Directions -
Retype the whole listing, please, keeping every line exact and dropping the pictures.

Listing -
+ + + +
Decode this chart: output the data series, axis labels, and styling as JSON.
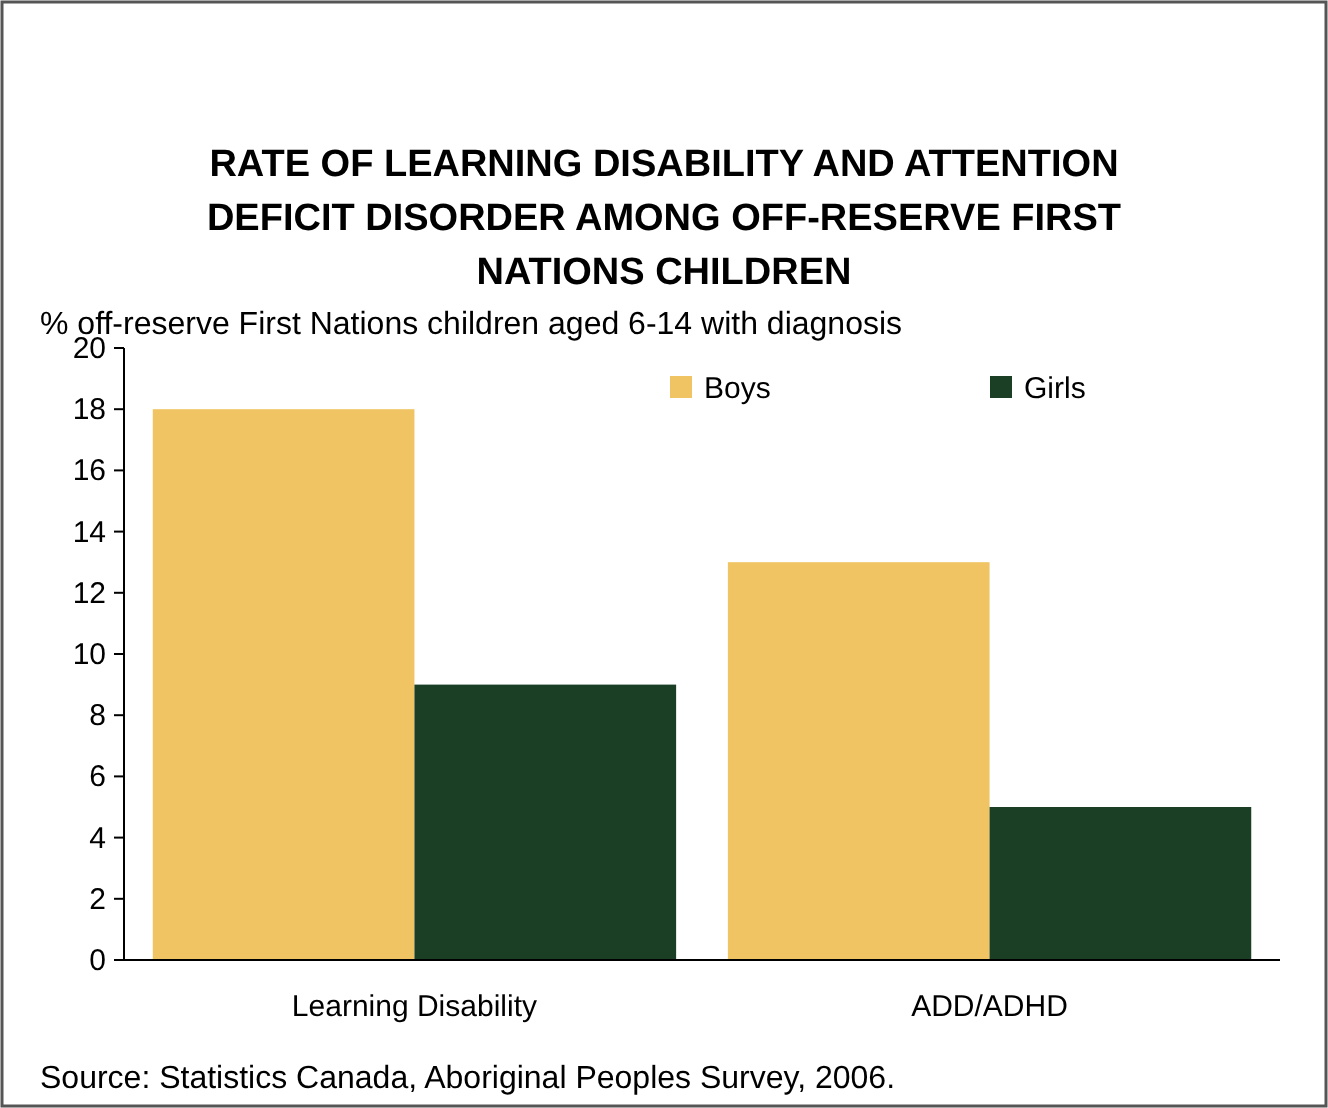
{
  "chart_data": {
    "type": "bar",
    "title": "RATE OF LEARNING DISABILITY AND ATTENTION DEFICIT DISORDER AMONG OFF-RESERVE FIRST NATIONS CHILDREN",
    "ylabel": "% off-reserve First Nations children aged 6-14 with diagnosis",
    "categories": [
      "Learning Disability",
      "ADD/ADHD"
    ],
    "series": [
      {
        "name": "Boys",
        "color": "#f0c462",
        "values": [
          18,
          13
        ]
      },
      {
        "name": "Girls",
        "color": "#1a3f24",
        "values": [
          9,
          5
        ]
      }
    ],
    "ylim": [
      0,
      20
    ],
    "yticks": [
      0,
      2,
      4,
      6,
      8,
      10,
      12,
      14,
      16,
      18,
      20
    ],
    "grid": false,
    "legend": "top right",
    "annotations": [
      "Source: Statistics Canada, Aboriginal Peoples Survey, 2006."
    ]
  }
}
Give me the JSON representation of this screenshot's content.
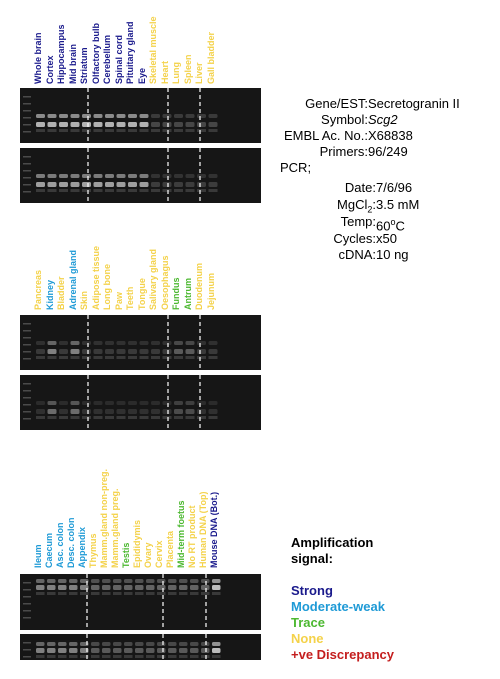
{
  "colors": {
    "strong": "#1a1a8c",
    "moderate_weak": "#1e9ad6",
    "trace": "#4cb830",
    "none": "#f4d24a",
    "discrepancy": "#c41e1e"
  },
  "panels": [
    {
      "lanes": [
        {
          "label": "Whole brain",
          "level": "strong"
        },
        {
          "label": "Cortex",
          "level": "strong"
        },
        {
          "label": "Hippocampus",
          "level": "strong"
        },
        {
          "label": "Mid brain",
          "level": "strong"
        },
        {
          "label": "Striatum",
          "level": "strong"
        },
        {
          "label": "Olfactory bulb",
          "level": "strong"
        },
        {
          "label": "Cerebellum",
          "level": "strong"
        },
        {
          "label": "Spinal cord",
          "level": "strong"
        },
        {
          "label": "Pituitary gland",
          "level": "strong"
        },
        {
          "label": "Eye",
          "level": "strong"
        },
        {
          "label": "Skeletal muscle",
          "level": "none"
        },
        {
          "label": "Heart",
          "level": "none"
        },
        {
          "label": "Lung",
          "level": "none"
        },
        {
          "label": "Spleen",
          "level": "none"
        },
        {
          "label": "Liver",
          "level": "none"
        },
        {
          "label": "Gall bladder",
          "level": "none"
        }
      ]
    },
    {
      "lanes": [
        {
          "label": "Pancreas",
          "level": "none"
        },
        {
          "label": "Kidney",
          "level": "moderate_weak"
        },
        {
          "label": "Bladder",
          "level": "none"
        },
        {
          "label": "Adrenal gland",
          "level": "moderate_weak"
        },
        {
          "label": "Skin",
          "level": "none"
        },
        {
          "label": "Adipose tissue",
          "level": "none"
        },
        {
          "label": "Long bone",
          "level": "none"
        },
        {
          "label": "Paw",
          "level": "none"
        },
        {
          "label": "Teeth",
          "level": "none"
        },
        {
          "label": "Tongue",
          "level": "none"
        },
        {
          "label": "Salivary gland",
          "level": "none"
        },
        {
          "label": "Oesophagus",
          "level": "none"
        },
        {
          "label": "Fundus",
          "level": "trace"
        },
        {
          "label": "Antrum",
          "level": "trace"
        },
        {
          "label": "Duodenum",
          "level": "none"
        },
        {
          "label": "Jejunum",
          "level": "none"
        }
      ]
    },
    {
      "lanes": [
        {
          "label": "Ileum",
          "level": "moderate_weak"
        },
        {
          "label": "Caecum",
          "level": "moderate_weak"
        },
        {
          "label": "Asc. colon",
          "level": "moderate_weak"
        },
        {
          "label": "Desc. colon",
          "level": "moderate_weak"
        },
        {
          "label": "Appendix",
          "level": "moderate_weak"
        },
        {
          "label": "Thymus",
          "level": "none"
        },
        {
          "label": "Mamm.gland non-preg.",
          "level": "none"
        },
        {
          "label": "Mamm.gland preg.",
          "level": "none"
        },
        {
          "label": "Testis",
          "level": "trace"
        },
        {
          "label": "Epididymis",
          "level": "none"
        },
        {
          "label": "Ovary",
          "level": "none"
        },
        {
          "label": "Cervix",
          "level": "none"
        },
        {
          "label": "Placenta",
          "level": "none"
        },
        {
          "label": "Mid-term foetus",
          "level": "trace"
        },
        {
          "label": "No RT product",
          "level": "none"
        },
        {
          "label": "Human DNA (Top)",
          "level": "none"
        },
        {
          "label": "Mouse DNA (Bot.)",
          "level": "strong"
        }
      ]
    }
  ],
  "info": {
    "gene_key": "Gene/EST:",
    "gene_val": "Secretogranin II",
    "symbol_key": "Symbol:",
    "symbol_val": "Scg2",
    "embl_key": "EMBL Ac. No.:",
    "embl_val": "X68838",
    "primers_key": "Primers:",
    "primers_val": "96/249",
    "pcr_label": "PCR;",
    "date_key": "Date:",
    "date_val": "7/6/96",
    "mgcl_key_a": "MgCl",
    "mgcl_key_sub": "2",
    "mgcl_key_b": ":",
    "mgcl_val": "3.5 mM",
    "temp_key": "Temp:",
    "temp_val_a": "60",
    "temp_val_sup": "o",
    "temp_val_b": "C",
    "cycles_key": "Cycles:",
    "cycles_val": "x50",
    "cdna_key": "cDNA:",
    "cdna_val": "10 ng"
  },
  "legend": {
    "title": "Amplification signal:",
    "strong": "Strong",
    "moderate_weak": "Moderate-weak",
    "trace": "Trace",
    "none": "None",
    "discrepancy": "+ve Discrepancy"
  }
}
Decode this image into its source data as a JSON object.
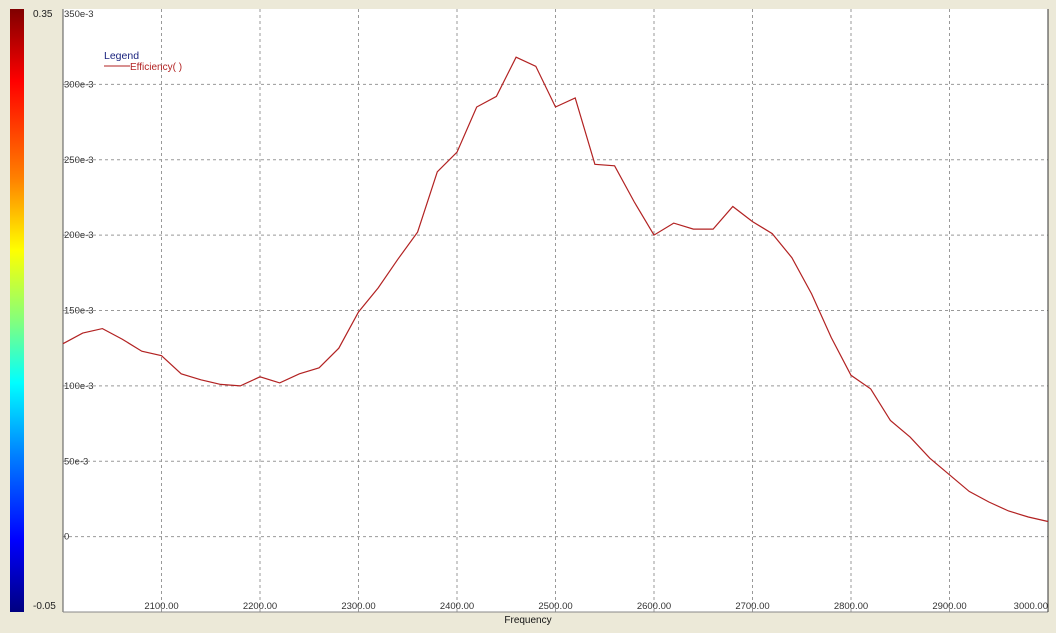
+ + + +
The completed task -
Decode this chart: output the data series, axis labels, and styling as JSON.
{
  "chart_data": {
    "type": "bar",
    "title": "RATE OF LEARNING DISABILITY AND ATTENTION DEFICIT DISORDER AMONG OFF-RESERVE FIRST NATIONS CHILDREN",
    "ylabel": "% off-reserve First Nations children aged 6-14 with diagnosis",
    "categories": [
      "Learning Disability",
      "ADD/ADHD"
    ],
    "series": [
      {
        "name": "Boys",
        "color": "#f0c462",
        "values": [
          18,
          13
        ]
      },
      {
        "name": "Girls",
        "color": "#1a3f24",
        "values": [
          9,
          5
        ]
      }
    ],
    "ylim": [
      0,
      20
    ],
    "yticks": [
      0,
      2,
      4,
      6,
      8,
      10,
      12,
      14,
      16,
      18,
      20
    ],
    "grid": false,
    "legend": "top right",
    "annotations": [
      "Source: Statistics Canada, Aboriginal Peoples Survey, 2006."
    ]
  }
}
Give me the JSON representation of this screenshot's content.
{
  "colors": {
    "strong": "#1a1a8c",
    "moderate_weak": "#1e9ad6",
    "trace": "#4cb830",
    "none": "#f4d24a",
    "discrepancy": "#c41e1e"
  },
  "panels": [
    {
      "lanes": [
        {
          "label": "Whole brain",
          "level": "strong"
        },
        {
          "label": "Cortex",
          "level": "strong"
        },
        {
          "label": "Hippocampus",
          "level": "strong"
        },
        {
          "label": "Mid brain",
          "level": "strong"
        },
        {
          "label": "Striatum",
          "level": "strong"
        },
        {
          "label": "Olfactory bulb",
          "level": "strong"
        },
        {
          "label": "Cerebellum",
          "level": "strong"
        },
        {
          "label": "Spinal cord",
          "level": "strong"
        },
        {
          "label": "Pituitary gland",
          "level": "strong"
        },
        {
          "label": "Eye",
          "level": "strong"
        },
        {
          "label": "Skeletal muscle",
          "level": "none"
        },
        {
          "label": "Heart",
          "level": "none"
        },
        {
          "label": "Lung",
          "level": "none"
        },
        {
          "label": "Spleen",
          "level": "none"
        },
        {
          "label": "Liver",
          "level": "none"
        },
        {
          "label": "Gall bladder",
          "level": "none"
        }
      ]
    },
    {
      "lanes": [
        {
          "label": "Pancreas",
          "level": "none"
        },
        {
          "label": "Kidney",
          "level": "moderate_weak"
        },
        {
          "label": "Bladder",
          "level": "none"
        },
        {
          "label": "Adrenal gland",
          "level": "moderate_weak"
        },
        {
          "label": "Skin",
          "level": "none"
        },
        {
          "label": "Adipose tissue",
          "level": "none"
        },
        {
          "label": "Long bone",
          "level": "none"
        },
        {
          "label": "Paw",
          "level": "none"
        },
        {
          "label": "Teeth",
          "level": "none"
        },
        {
          "label": "Tongue",
          "level": "none"
        },
        {
          "label": "Salivary gland",
          "level": "none"
        },
        {
          "label": "Oesophagus",
          "level": "none"
        },
        {
          "label": "Fundus",
          "level": "trace"
        },
        {
          "label": "Antrum",
          "level": "trace"
        },
        {
          "label": "Duodenum",
          "level": "none"
        },
        {
          "label": "Jejunum",
          "level": "none"
        }
      ]
    },
    {
      "lanes": [
        {
          "label": "Ileum",
          "level": "moderate_weak"
        },
        {
          "label": "Caecum",
          "level": "moderate_weak"
        },
        {
          "label": "Asc. colon",
          "level": "moderate_weak"
        },
        {
          "label": "Desc. colon",
          "level": "moderate_weak"
        },
        {
          "label": "Appendix",
          "level": "moderate_weak"
        },
        {
          "label": "Thymus",
          "level": "none"
        },
        {
          "label": "Mamm.gland non-preg.",
          "level": "none"
        },
        {
          "label": "Mamm.gland preg.",
          "level": "none"
        },
        {
          "label": "Testis",
          "level": "trace"
        },
        {
          "label": "Epididymis",
          "level": "none"
        },
        {
          "label": "Ovary",
          "level": "none"
        },
        {
          "label": "Cervix",
          "level": "none"
        },
        {
          "label": "Placenta",
          "level": "none"
        },
        {
          "label": "Mid-term foetus",
          "level": "trace"
        },
        {
          "label": "No RT product",
          "level": "none"
        },
        {
          "label": "Human DNA (Top)",
          "level": "none"
        },
        {
          "label": "Mouse DNA (Bot.)",
          "level": "strong"
        }
      ]
    }
  ],
  "info": {
    "gene_key": "Gene/EST:",
    "gene_val": "Secretogranin II",
    "symbol_key": "Symbol:",
    "symbol_val": "Scg2",
    "embl_key": "EMBL Ac. No.:",
    "embl_val": "X68838",
    "primers_key": "Primers:",
    "primers_val": "96/249",
    "pcr_label": "PCR;",
    "date_key": "Date:",
    "date_val": "7/6/96",
    "mgcl_key_a": "MgCl",
    "mgcl_key_sub": "2",
    "mgcl_key_b": ":",
    "mgcl_val": "3.5 mM",
    "temp_key": "Temp:",
    "temp_val_a": "60",
    "temp_val_sup": "o",
    "temp_val_b": "C",
    "cycles_key": "Cycles:",
    "cycles_val": "x50",
    "cdna_key": "cDNA:",
    "cdna_val": "10 ng"
  },
  "legend": {
    "title": "Amplification signal:",
    "strong": "Strong",
    "moderate_weak": "Moderate-weak",
    "trace": "Trace",
    "none": "None",
    "discrepancy": "+ve Discrepancy"
  }
}
Decode this image into its source data as a JSON object.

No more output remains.